Show every line in the entries below where the word "name" appears.

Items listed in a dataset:

Begin

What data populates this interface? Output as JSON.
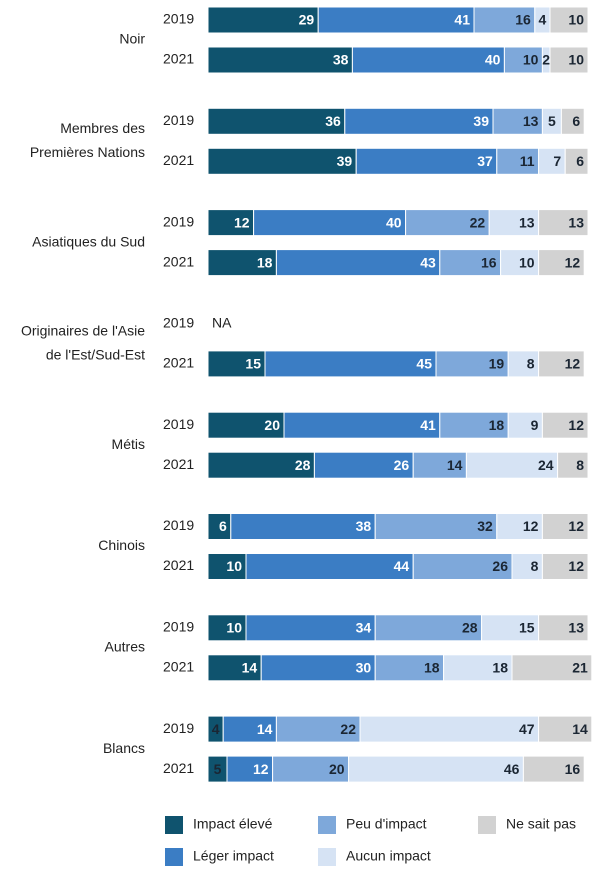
{
  "chart_data": {
    "type": "stacked-bar",
    "orientation": "horizontal",
    "groups": [
      [
        "Noir"
      ],
      [
        "Membres des",
        "Premières Nations"
      ],
      [
        "Asiatiques du Sud"
      ],
      [
        "Originaires de l'Asie",
        "de l'Est/Sud-Est"
      ],
      [
        "Métis"
      ],
      [
        "Chinois"
      ],
      [
        "Autres"
      ],
      [
        "Blancs"
      ]
    ],
    "categories": [
      "2019",
      "2021",
      "2019",
      "2021",
      "2019",
      "2021",
      "2019",
      "2021",
      "2019",
      "2021",
      "2019",
      "2021",
      "2019",
      "2021",
      "2019",
      "2021"
    ],
    "missing_label": "NA",
    "xlim": [
      0,
      100
    ],
    "series": [
      {
        "name": "Impact élevé",
        "color": "#0f536e",
        "values": [
          29,
          38,
          36,
          39,
          12,
          18,
          null,
          15,
          20,
          28,
          6,
          10,
          10,
          14,
          4,
          5
        ]
      },
      {
        "name": "Léger impact",
        "color": "#3b7dc4",
        "values": [
          41,
          40,
          39,
          37,
          40,
          43,
          null,
          45,
          41,
          26,
          38,
          44,
          34,
          30,
          14,
          12
        ]
      },
      {
        "name": "Peu d'impact",
        "color": "#7ea8da",
        "values": [
          16,
          10,
          13,
          11,
          22,
          16,
          null,
          19,
          18,
          14,
          32,
          26,
          28,
          18,
          22,
          20
        ]
      },
      {
        "name": "Aucun impact",
        "color": "#d6e3f4",
        "values": [
          4,
          2,
          5,
          7,
          13,
          10,
          null,
          8,
          9,
          24,
          12,
          8,
          15,
          18,
          47,
          46
        ]
      },
      {
        "name": "Ne sait pas",
        "color": "#d2d2d2",
        "values": [
          10,
          10,
          6,
          6,
          13,
          12,
          null,
          12,
          12,
          8,
          12,
          12,
          13,
          21,
          14,
          16
        ]
      }
    ]
  }
}
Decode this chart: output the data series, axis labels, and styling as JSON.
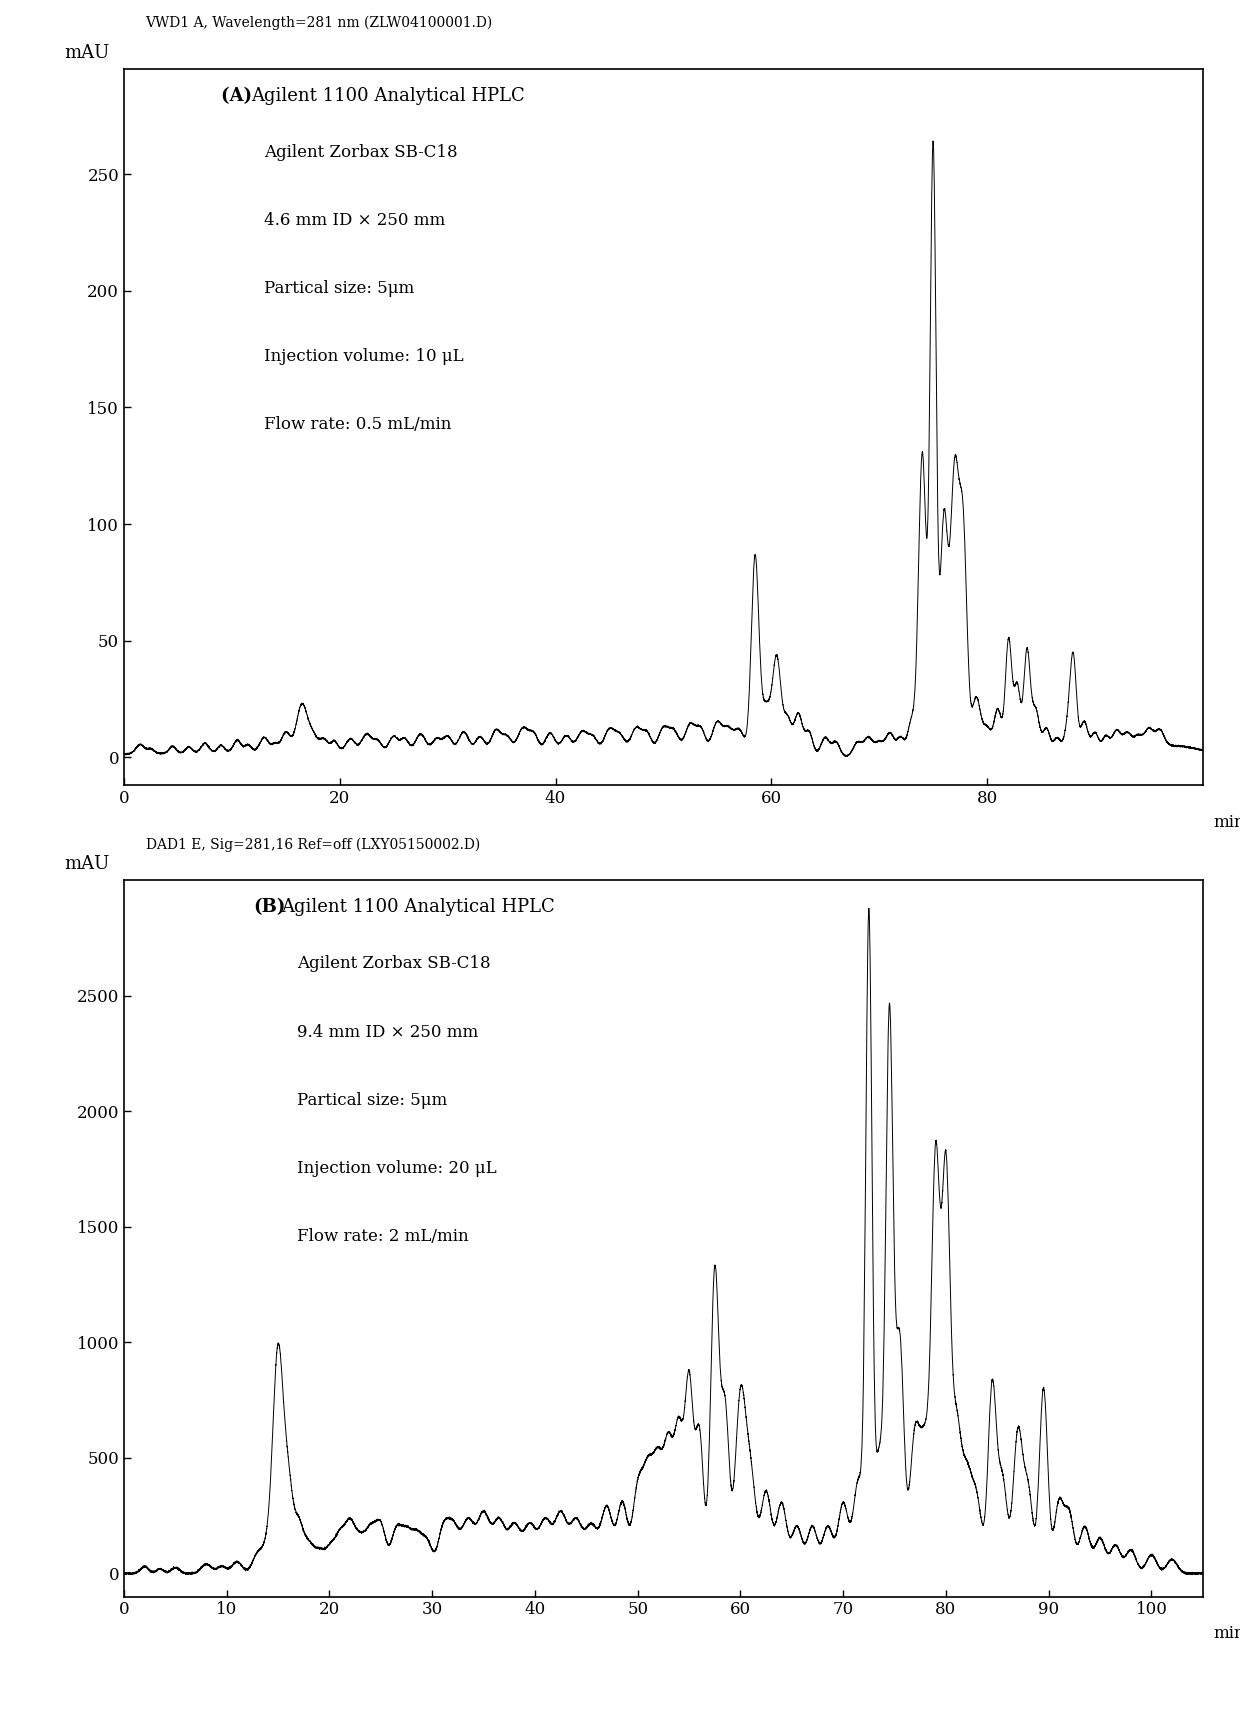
{
  "panel_A": {
    "header": "VWD1 A, Wavelength=281 nm (ZLW04100001.D)",
    "label_bold": "(A) ",
    "label_rest": "Agilent 1100 Analytical HPLC",
    "annotation_lines": [
      "Agilent Zorbax SB-C18",
      "4.6 mm ID × 250 mm",
      "Partical size: 5μm",
      "Injection volume: 10 μL",
      "Flow rate: 0.5 mL/min"
    ],
    "ylabel": "mAU",
    "xlabel": "min",
    "xlim": [
      0,
      100
    ],
    "ylim": [
      -12,
      295
    ],
    "yticks": [
      0,
      50,
      100,
      150,
      200,
      250
    ],
    "xticks": [
      0,
      20,
      40,
      60,
      80
    ]
  },
  "panel_B": {
    "header": "DAD1 E, Sig=281,16 Ref=off (LXY05150002.D)",
    "label_bold": "(B)",
    "label_rest": "Agilent 1100 Analytical HPLC",
    "annotation_lines": [
      "Agilent Zorbax SB-C18",
      "9.4 mm ID × 250 mm",
      "Partical size: 5μm",
      "Injection volume: 20 μL",
      "Flow rate: 2 mL/min"
    ],
    "ylabel": "mAU",
    "xlabel": "min",
    "xlim": [
      0,
      105
    ],
    "ylim": [
      -100,
      3000
    ],
    "yticks": [
      0,
      500,
      1000,
      1500,
      2000,
      2500
    ],
    "xticks": [
      0,
      10,
      20,
      30,
      40,
      50,
      60,
      70,
      80,
      90,
      100
    ]
  },
  "line_color": "#000000",
  "background_color": "#ffffff",
  "line_width": 0.7
}
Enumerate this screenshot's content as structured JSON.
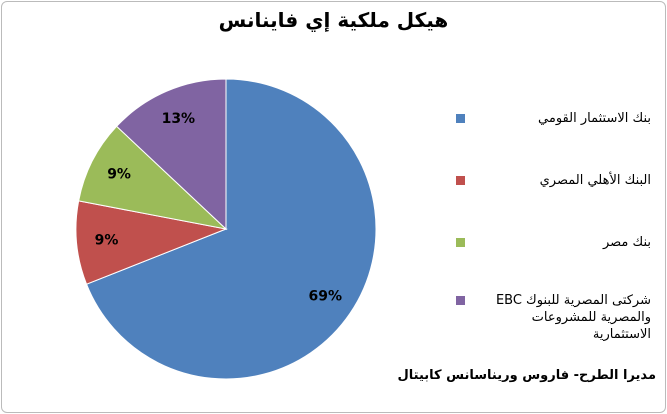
{
  "chart_data": {
    "type": "pie",
    "title": "هيكل ملكية إي فاينانس",
    "categories": [
      "بنك الاستثمار القومي",
      "البنك الأهلي المصري",
      "بنك مصر",
      "شركتى المصرية للبنوك EBC والمصرية للمشروعات الاستثمارية"
    ],
    "values": [
      69,
      9,
      9,
      13
    ],
    "value_labels": [
      "69%",
      "9%",
      "9%",
      "13%"
    ],
    "colors": [
      "#4f81bd",
      "#c0504d",
      "#9bbb59",
      "#8064a2"
    ],
    "annotation": "مديرا الطرح- فاروس وريناسانس كابيتال"
  }
}
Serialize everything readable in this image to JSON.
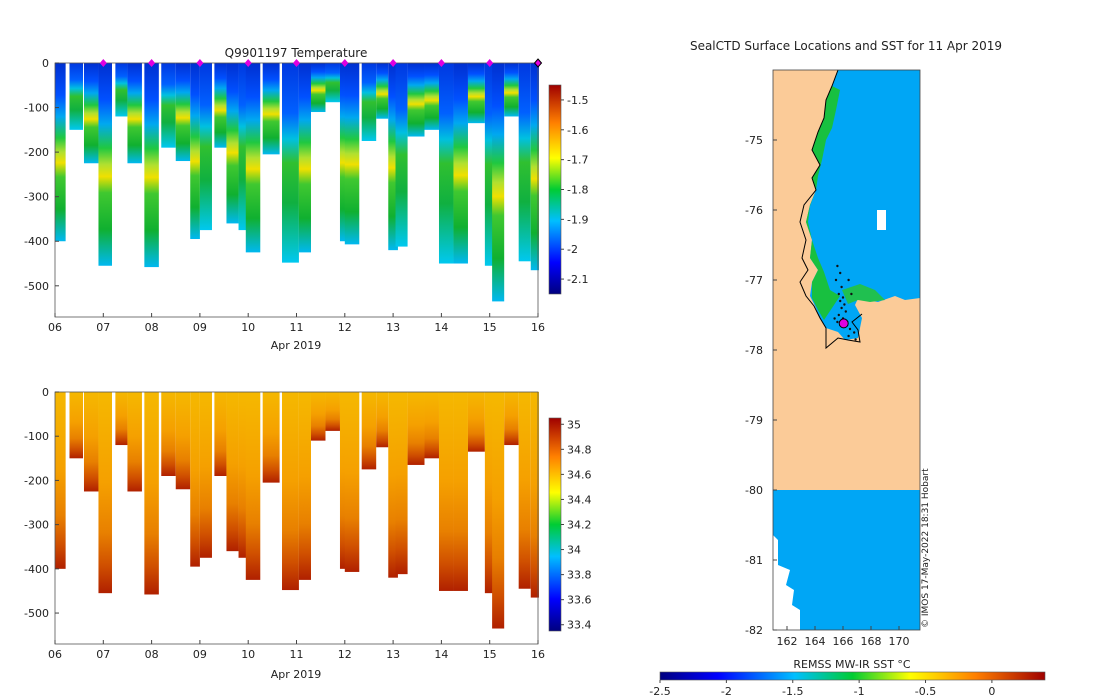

End

(SOLUTION FOR THIS TASK):
        "name": "Impact élevé",
        "name": "Léger impact",
        "name": "Peu d'impact",
        "name": "Aucun impact",
        "name": "Ne sait pas",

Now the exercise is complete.